- **What is being asked**: Count every line in the entries that contains "link". Report that count alone.

- **Records for this task**:
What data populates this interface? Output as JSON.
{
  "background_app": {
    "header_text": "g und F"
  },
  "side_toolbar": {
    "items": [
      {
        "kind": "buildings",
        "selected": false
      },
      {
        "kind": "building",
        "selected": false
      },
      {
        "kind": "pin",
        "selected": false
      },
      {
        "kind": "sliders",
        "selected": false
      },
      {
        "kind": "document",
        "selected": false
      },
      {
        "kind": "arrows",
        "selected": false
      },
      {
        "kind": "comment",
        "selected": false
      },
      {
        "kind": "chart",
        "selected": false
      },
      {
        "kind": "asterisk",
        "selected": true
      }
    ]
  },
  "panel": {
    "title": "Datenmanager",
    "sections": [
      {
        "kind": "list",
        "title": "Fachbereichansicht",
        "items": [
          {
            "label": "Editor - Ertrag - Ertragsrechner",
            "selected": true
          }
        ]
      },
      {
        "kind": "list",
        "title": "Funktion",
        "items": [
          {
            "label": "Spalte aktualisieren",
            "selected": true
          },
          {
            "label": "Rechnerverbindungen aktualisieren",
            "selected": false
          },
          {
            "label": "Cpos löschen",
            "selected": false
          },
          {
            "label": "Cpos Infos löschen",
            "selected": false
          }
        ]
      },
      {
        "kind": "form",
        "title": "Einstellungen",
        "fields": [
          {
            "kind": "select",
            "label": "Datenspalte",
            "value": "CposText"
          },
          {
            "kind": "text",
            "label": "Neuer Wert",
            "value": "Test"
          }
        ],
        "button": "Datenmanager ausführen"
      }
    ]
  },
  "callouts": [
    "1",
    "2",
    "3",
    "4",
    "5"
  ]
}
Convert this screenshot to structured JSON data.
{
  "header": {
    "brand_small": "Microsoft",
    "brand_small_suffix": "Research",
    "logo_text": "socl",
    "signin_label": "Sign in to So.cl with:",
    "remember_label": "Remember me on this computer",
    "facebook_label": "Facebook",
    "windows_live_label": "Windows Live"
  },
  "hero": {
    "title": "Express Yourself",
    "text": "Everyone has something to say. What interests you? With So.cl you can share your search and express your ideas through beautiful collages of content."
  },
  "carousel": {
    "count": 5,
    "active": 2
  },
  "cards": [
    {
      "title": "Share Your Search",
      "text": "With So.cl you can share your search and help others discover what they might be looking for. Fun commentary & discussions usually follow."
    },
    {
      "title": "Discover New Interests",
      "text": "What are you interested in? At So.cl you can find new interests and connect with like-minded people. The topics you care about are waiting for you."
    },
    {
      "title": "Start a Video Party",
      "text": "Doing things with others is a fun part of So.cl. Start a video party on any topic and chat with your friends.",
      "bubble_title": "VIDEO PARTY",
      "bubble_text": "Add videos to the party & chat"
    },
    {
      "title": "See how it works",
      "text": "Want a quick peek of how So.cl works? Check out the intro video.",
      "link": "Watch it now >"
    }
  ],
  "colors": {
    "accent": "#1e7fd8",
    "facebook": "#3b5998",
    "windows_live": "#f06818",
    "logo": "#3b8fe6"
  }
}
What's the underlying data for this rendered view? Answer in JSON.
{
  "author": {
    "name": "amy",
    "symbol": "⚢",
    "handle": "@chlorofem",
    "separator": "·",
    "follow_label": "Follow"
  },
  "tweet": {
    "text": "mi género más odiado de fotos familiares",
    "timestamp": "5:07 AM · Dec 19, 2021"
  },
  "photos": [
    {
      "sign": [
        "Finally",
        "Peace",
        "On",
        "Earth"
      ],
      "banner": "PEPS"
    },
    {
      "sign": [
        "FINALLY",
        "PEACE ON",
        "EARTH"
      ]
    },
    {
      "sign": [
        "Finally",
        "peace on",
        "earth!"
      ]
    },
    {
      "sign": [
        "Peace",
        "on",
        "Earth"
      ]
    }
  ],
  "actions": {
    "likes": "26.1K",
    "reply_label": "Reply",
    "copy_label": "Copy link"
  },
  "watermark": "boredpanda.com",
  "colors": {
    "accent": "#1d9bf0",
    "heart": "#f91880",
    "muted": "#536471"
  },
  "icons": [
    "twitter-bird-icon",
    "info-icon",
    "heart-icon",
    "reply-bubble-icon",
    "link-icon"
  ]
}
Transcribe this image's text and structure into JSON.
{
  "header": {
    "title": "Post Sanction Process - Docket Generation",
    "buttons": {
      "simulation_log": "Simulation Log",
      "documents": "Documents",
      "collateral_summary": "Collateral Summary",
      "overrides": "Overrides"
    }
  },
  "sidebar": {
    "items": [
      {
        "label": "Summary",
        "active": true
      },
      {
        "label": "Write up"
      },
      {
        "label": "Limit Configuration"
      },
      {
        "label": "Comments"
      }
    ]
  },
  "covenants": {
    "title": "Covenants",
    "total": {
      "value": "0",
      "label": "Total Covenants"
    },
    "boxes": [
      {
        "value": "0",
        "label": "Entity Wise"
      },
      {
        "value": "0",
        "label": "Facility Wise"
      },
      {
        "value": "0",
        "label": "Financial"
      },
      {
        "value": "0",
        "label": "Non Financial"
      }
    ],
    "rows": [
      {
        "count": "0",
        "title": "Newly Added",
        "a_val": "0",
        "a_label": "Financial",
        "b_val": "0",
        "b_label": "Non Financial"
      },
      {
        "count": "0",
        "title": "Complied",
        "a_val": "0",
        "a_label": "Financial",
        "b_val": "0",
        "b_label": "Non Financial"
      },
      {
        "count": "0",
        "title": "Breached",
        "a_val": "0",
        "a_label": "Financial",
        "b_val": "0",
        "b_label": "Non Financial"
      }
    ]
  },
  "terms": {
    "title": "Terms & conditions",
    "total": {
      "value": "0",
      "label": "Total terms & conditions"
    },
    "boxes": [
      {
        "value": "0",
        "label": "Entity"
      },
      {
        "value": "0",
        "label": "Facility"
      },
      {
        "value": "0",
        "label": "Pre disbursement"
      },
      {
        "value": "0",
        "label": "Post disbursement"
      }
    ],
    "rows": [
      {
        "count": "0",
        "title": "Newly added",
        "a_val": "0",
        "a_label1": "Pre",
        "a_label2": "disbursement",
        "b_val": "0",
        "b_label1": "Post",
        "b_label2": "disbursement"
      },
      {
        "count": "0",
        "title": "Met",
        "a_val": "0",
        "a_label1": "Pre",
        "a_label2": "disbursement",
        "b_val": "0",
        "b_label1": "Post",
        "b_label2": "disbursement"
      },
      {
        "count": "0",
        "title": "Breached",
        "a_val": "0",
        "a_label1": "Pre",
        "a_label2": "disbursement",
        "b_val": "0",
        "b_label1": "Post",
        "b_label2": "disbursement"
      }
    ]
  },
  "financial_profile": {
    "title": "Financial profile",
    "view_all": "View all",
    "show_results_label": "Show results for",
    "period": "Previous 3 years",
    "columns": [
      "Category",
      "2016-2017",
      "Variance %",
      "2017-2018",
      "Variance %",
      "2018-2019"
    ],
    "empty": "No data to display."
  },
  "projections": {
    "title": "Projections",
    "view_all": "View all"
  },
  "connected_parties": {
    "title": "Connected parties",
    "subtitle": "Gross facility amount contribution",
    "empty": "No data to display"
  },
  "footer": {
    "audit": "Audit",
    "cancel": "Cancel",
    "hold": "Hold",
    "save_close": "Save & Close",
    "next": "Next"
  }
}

- **Answer to the problem**: 3